## Task description
Count the lines in the rows below that contain the string "Zadłużenie", with uppercase and lowercase letters counted as different. Give only the number.

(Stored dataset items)
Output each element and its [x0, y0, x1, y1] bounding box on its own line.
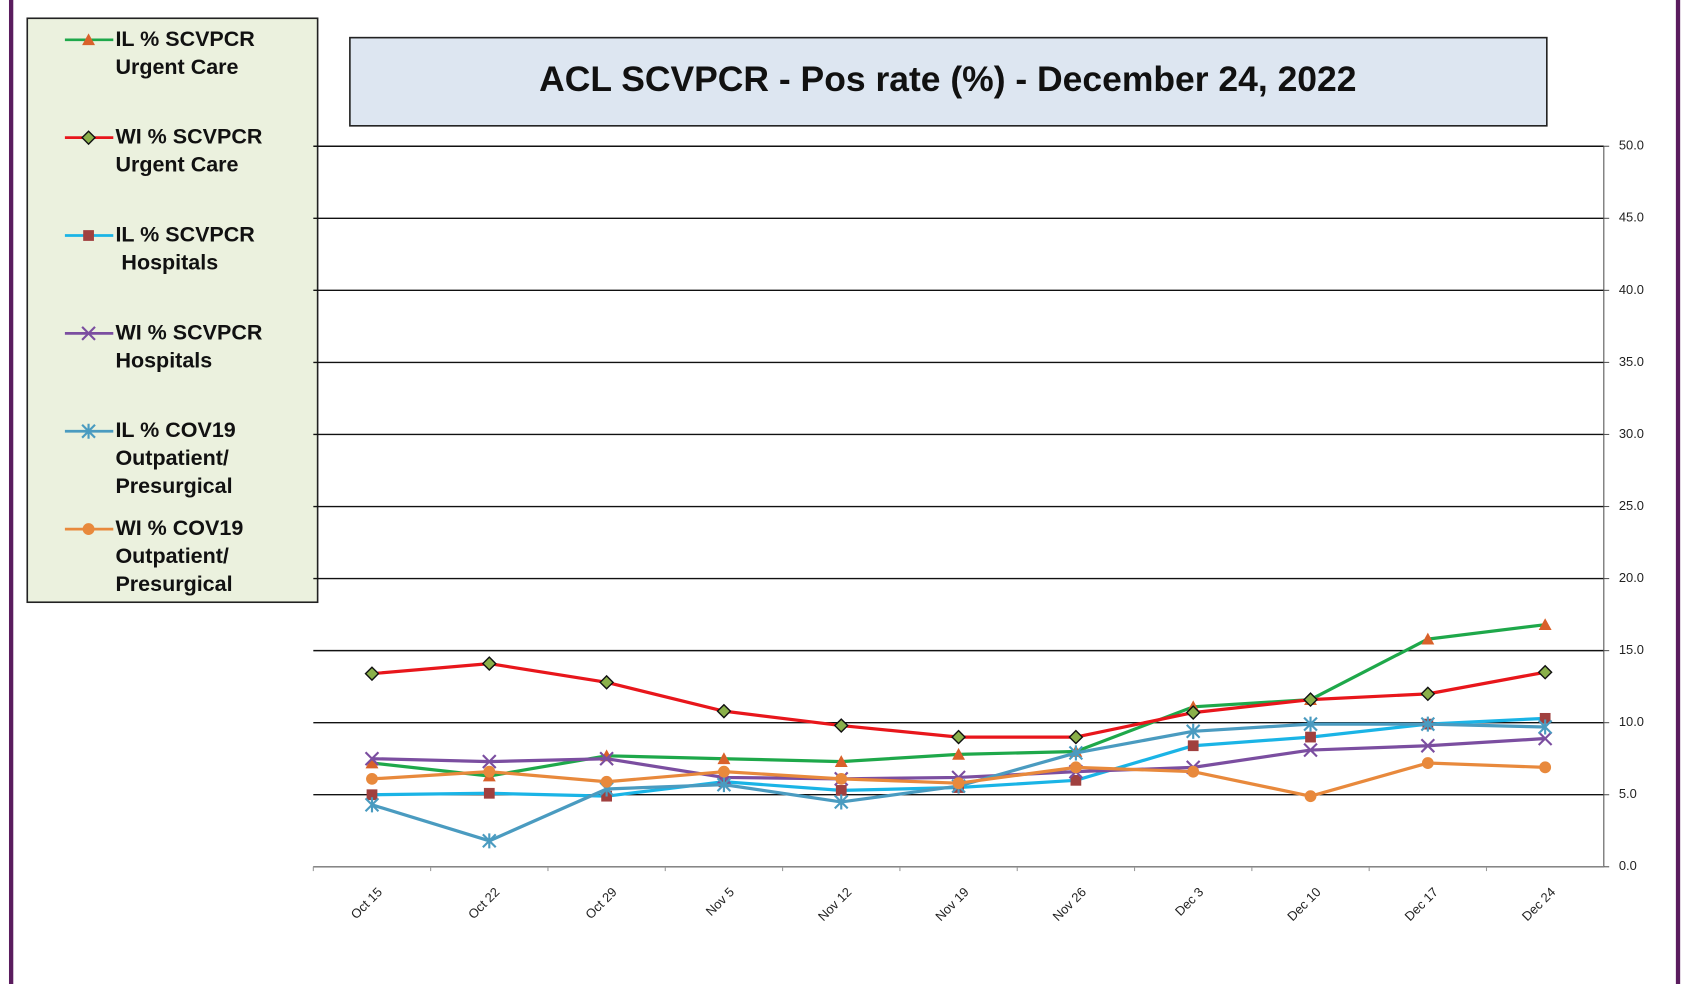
marker — [718, 765, 730, 778]
y-tick-label: 10.0 — [1619, 714, 1644, 729]
marker — [483, 765, 496, 778]
marker — [834, 755, 848, 767]
marker — [952, 747, 966, 760]
y-tick-label: 50.0 — [1619, 138, 1644, 153]
y-tick-label: 30.0 — [1619, 426, 1644, 441]
y-tick-label: 40.0 — [1619, 282, 1644, 297]
marker — [716, 703, 732, 719]
marker — [835, 772, 848, 785]
marker — [364, 797, 380, 813]
series — [366, 757, 1552, 803]
marker — [81, 423, 96, 439]
marker — [1539, 712, 1551, 724]
marker — [82, 523, 95, 536]
marker — [1537, 664, 1553, 680]
title-box — [349, 36, 1548, 127]
marker — [1187, 765, 1200, 778]
marker — [1070, 774, 1082, 786]
chart-title: ACL SCVPCR - Pos rate (%) - December 24,… — [539, 59, 1356, 99]
marker — [951, 729, 967, 745]
marker — [834, 794, 849, 810]
marker — [1303, 742, 1318, 758]
marker — [1068, 745, 1084, 761]
marker — [366, 789, 378, 801]
marker — [1187, 740, 1199, 752]
y-tick-label: 0.0 — [1619, 858, 1637, 873]
marker — [81, 130, 97, 146]
marker — [1068, 729, 1084, 745]
legend-label: IL % SCVPCR Hospitals — [115, 222, 255, 274]
marker — [1420, 738, 1436, 753]
marker — [1185, 705, 1201, 721]
marker — [1537, 731, 1553, 746]
legend-box — [26, 17, 319, 604]
legend-label: IL % COV19 Outpatient/Presurgical — [115, 418, 235, 498]
marker — [82, 33, 96, 46]
series — [364, 656, 1553, 745]
marker — [599, 674, 615, 690]
legend-label: WI % COV19 Outpatient/Presurgical — [115, 516, 243, 596]
marker — [599, 751, 614, 766]
marker — [717, 752, 731, 765]
y-tick-label: 5.0 — [1619, 786, 1637, 801]
marker — [1539, 761, 1552, 774]
marker — [1538, 618, 1552, 631]
marker — [483, 787, 495, 799]
legend-label: WI % SCVPCR Urgent Care — [115, 124, 262, 176]
marker — [364, 666, 380, 682]
marker — [482, 833, 497, 849]
marker — [1305, 731, 1316, 743]
marker — [365, 756, 379, 769]
legend-label: WI % SCVPCR Hospitals — [115, 320, 262, 372]
marker — [1069, 761, 1082, 774]
marker — [482, 754, 497, 769]
marker — [481, 656, 497, 672]
marker — [81, 326, 96, 341]
marker — [952, 777, 965, 790]
marker — [1537, 719, 1553, 735]
y-tick-label: 45.0 — [1619, 210, 1644, 225]
marker — [1185, 723, 1201, 739]
marker — [1420, 686, 1436, 702]
marker — [1420, 716, 1436, 732]
y-tick-label: 25.0 — [1619, 498, 1644, 513]
marker — [1304, 790, 1317, 803]
marker — [716, 777, 732, 793]
marker — [83, 230, 94, 241]
y-tick-label: 15.0 — [1619, 642, 1644, 657]
marker — [366, 772, 378, 785]
marker — [364, 751, 380, 766]
legend-label: IL % SCVPCR Urgent Care — [115, 26, 255, 78]
marker — [1421, 757, 1434, 769]
marker — [1303, 716, 1318, 732]
y-tick-label: 20.0 — [1619, 570, 1644, 585]
marker — [1303, 692, 1318, 708]
marker — [835, 785, 847, 796]
y-tick-label: 35.0 — [1619, 354, 1644, 369]
marker — [833, 718, 849, 733]
marker — [1421, 632, 1435, 645]
marker — [600, 775, 613, 788]
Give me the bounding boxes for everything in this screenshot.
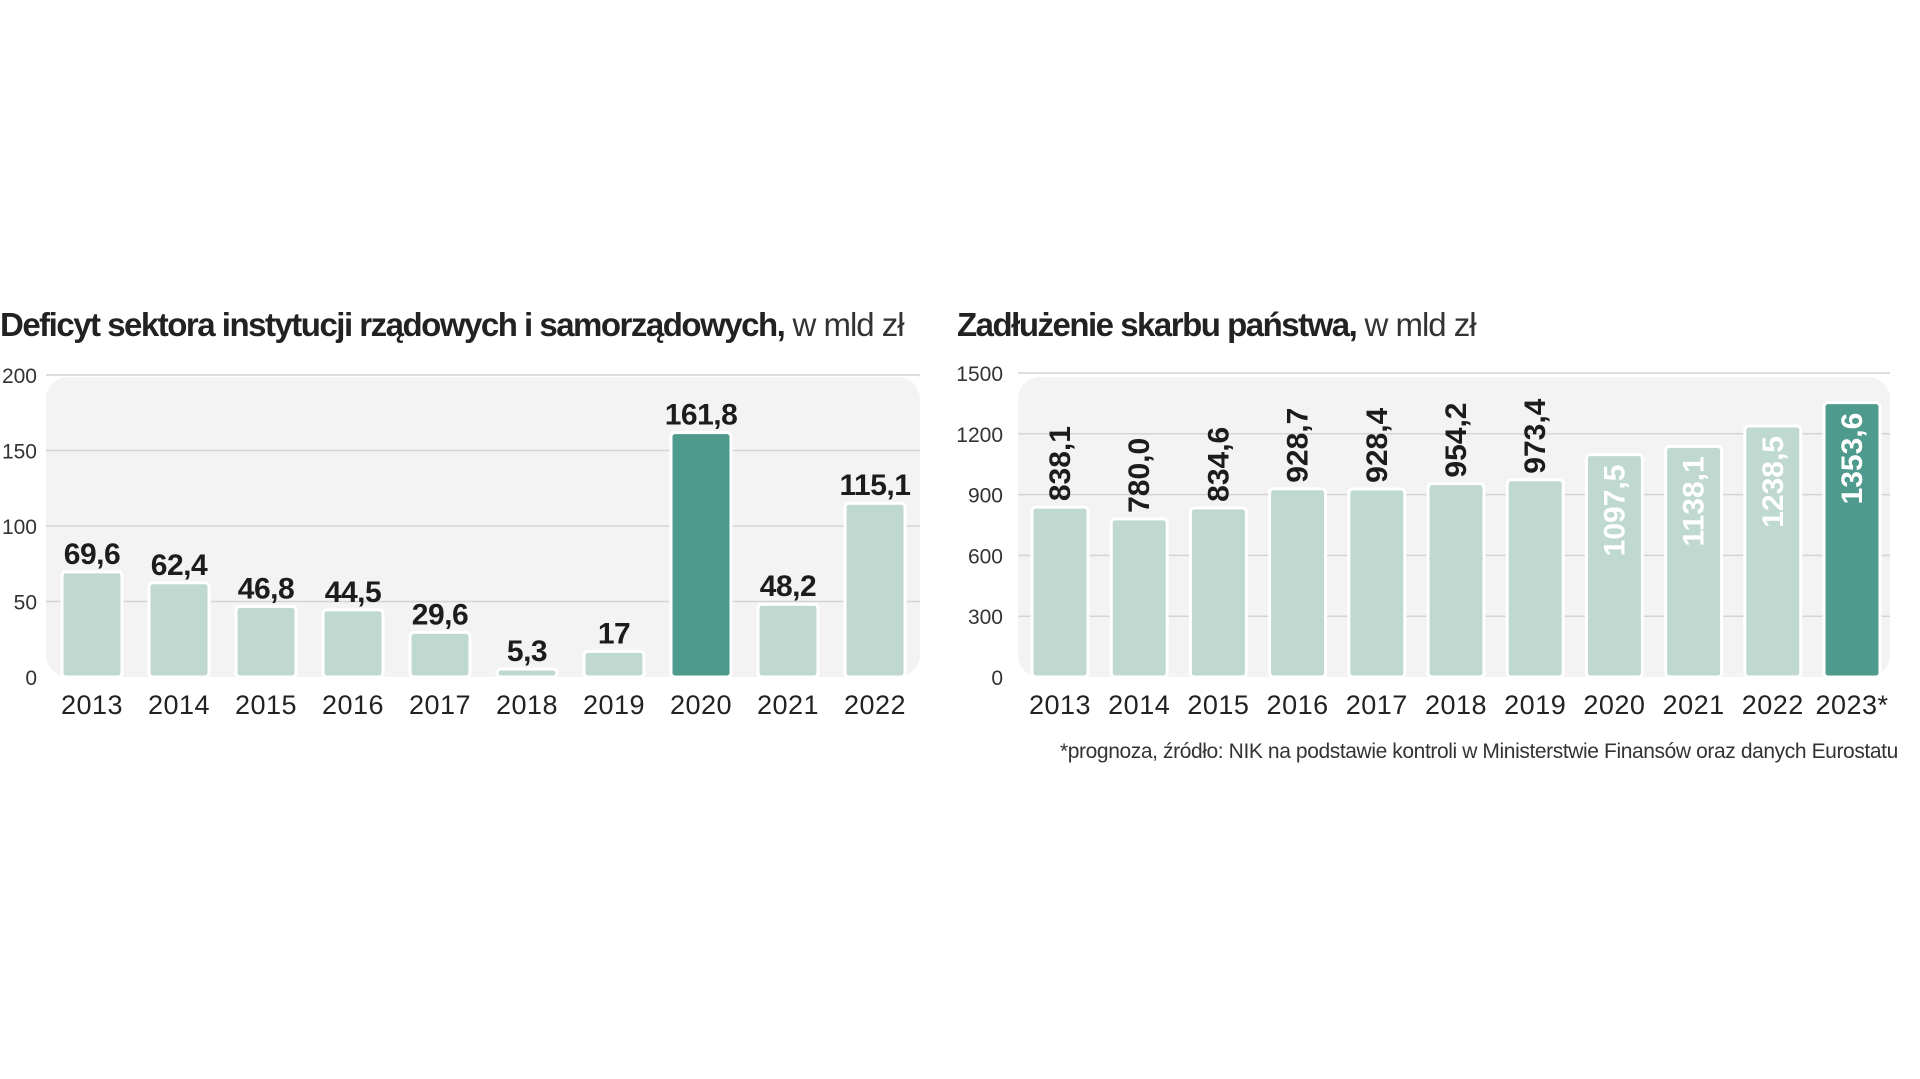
debt-x-tick-label: 2022 <box>1742 690 1804 720</box>
debt-x-tick-label: 2015 <box>1187 690 1249 720</box>
debt-value-label: 1138,1 <box>1678 456 1711 546</box>
debt-bar-chart: 0 300 600 900 1200 1500 2013 838,1 2014 780,0 2015… <box>956 363 1890 720</box>
debt-value-label: 1353,6 <box>1836 413 1869 505</box>
deficit-bar <box>756 602 820 679</box>
deficit-value-label: 62,4 <box>151 549 208 582</box>
deficit-x-tick-label: 2016 <box>322 690 384 720</box>
deficit-value-label: 5,3 <box>507 635 547 668</box>
deficit-value-label: 44,5 <box>325 576 381 609</box>
deficit-value-label: 29,6 <box>412 598 468 631</box>
deficit-bar <box>669 431 733 679</box>
deficit-bar <box>60 570 124 679</box>
deficit-y-tick-label: 0 <box>25 667 37 690</box>
deficit-x-tick-label: 2014 <box>148 690 210 720</box>
debt-y-tick-label: 300 <box>968 606 1003 629</box>
debt-bar <box>1822 401 1882 679</box>
deficit-value-label: 69,6 <box>64 538 120 571</box>
deficit-title-unit: w mld zł <box>784 306 904 343</box>
deficit-bar <box>582 649 646 679</box>
debt-value-label: 838,1 <box>1044 426 1077 501</box>
debt-value-label: 928,7 <box>1282 408 1315 483</box>
debt-value-label: 1238,5 <box>1757 436 1790 528</box>
debt-x-tick-label: 2013 <box>1029 690 1091 720</box>
deficit-value-label: 17 <box>598 617 630 650</box>
debt-value-label: 1097,5 <box>1598 465 1631 557</box>
deficit-chart-title: Deficyt sektora instytucji rządowych i s… <box>0 306 905 344</box>
debt-bar <box>1426 482 1486 679</box>
debt-x-tick-label: 2019 <box>1504 690 1566 720</box>
debt-y-tick-label: 600 <box>968 545 1003 568</box>
deficit-value-label: 48,2 <box>760 570 816 603</box>
debt-bar <box>1188 506 1248 679</box>
debt-bar <box>1584 453 1644 679</box>
deficit-x-tick-label: 2013 <box>61 690 123 720</box>
debt-bar <box>1268 487 1328 679</box>
deficit-x-tick-label: 2017 <box>409 690 471 720</box>
deficit-bar-chart: 0 50 100 150 200 2013 69,6 2014 62,4 2015 46,8 2016… <box>2 365 920 720</box>
deficit-x-tick-label: 2022 <box>844 690 906 720</box>
debt-title-main: Zadłużenie skarbu państwa, <box>957 306 1358 343</box>
debt-x-tick-label: 2018 <box>1425 690 1487 720</box>
debt-y-tick-label: 1200 <box>956 424 1003 447</box>
debt-value-label: 954,2 <box>1440 403 1473 478</box>
debt-x-tick-label: 2020 <box>1583 690 1645 720</box>
deficit-y-tick-label: 50 <box>14 592 37 615</box>
source-footnote: *prognoza, źródło: NIK na podstawie kont… <box>1060 740 1898 763</box>
deficit-x-tick-label: 2019 <box>583 690 645 720</box>
debt-y-tick-label: 900 <box>968 485 1003 508</box>
deficit-bar <box>321 608 385 679</box>
debt-y-tick-label: 1500 <box>956 363 1003 386</box>
debt-bar <box>1109 517 1169 679</box>
deficit-value-label: 46,8 <box>238 572 294 605</box>
debt-bar <box>1664 444 1724 679</box>
debt-x-tick-label: 2023* <box>1815 690 1888 720</box>
deficit-bar <box>234 604 298 679</box>
deficit-y-tick-label: 100 <box>2 516 37 539</box>
debt-value-label: 834,6 <box>1202 427 1235 502</box>
debt-y-tick-label: 0 <box>991 667 1003 690</box>
debt-bar <box>1030 505 1090 679</box>
deficit-x-tick-label: 2020 <box>670 690 732 720</box>
deficit-bar <box>408 630 472 679</box>
deficit-bar <box>843 501 907 679</box>
debt-bar <box>1347 487 1407 679</box>
deficit-value-label: 115,1 <box>840 469 911 502</box>
deficit-bar <box>147 581 211 679</box>
debt-value-label: 973,4 <box>1519 398 1552 473</box>
deficit-bar <box>495 667 559 679</box>
debt-chart-title: Zadłużenie skarbu państwa, w mld zł <box>957 306 1477 344</box>
deficit-y-tick-label: 150 <box>2 441 37 464</box>
debt-title-unit: w mld zł <box>1356 306 1476 343</box>
deficit-y-tick-label: 200 <box>2 365 37 388</box>
debt-value-label: 780,0 <box>1123 438 1156 513</box>
deficit-x-tick-label: 2018 <box>496 690 558 720</box>
deficit-value-label: 161,8 <box>665 399 738 432</box>
debt-x-tick-label: 2016 <box>1267 690 1329 720</box>
deficit-x-tick-label: 2015 <box>235 690 297 720</box>
debt-x-tick-label: 2017 <box>1346 690 1408 720</box>
debt-bar <box>1743 424 1803 679</box>
deficit-title-main: Deficyt sektora instytucji rządowych i s… <box>0 306 786 343</box>
debt-x-tick-label: 2021 <box>1663 690 1725 720</box>
debt-x-tick-label: 2014 <box>1108 690 1170 720</box>
deficit-x-tick-label: 2021 <box>757 690 819 720</box>
debt-bar <box>1505 478 1565 679</box>
debt-value-label: 928,4 <box>1361 407 1394 482</box>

## Correct answer
2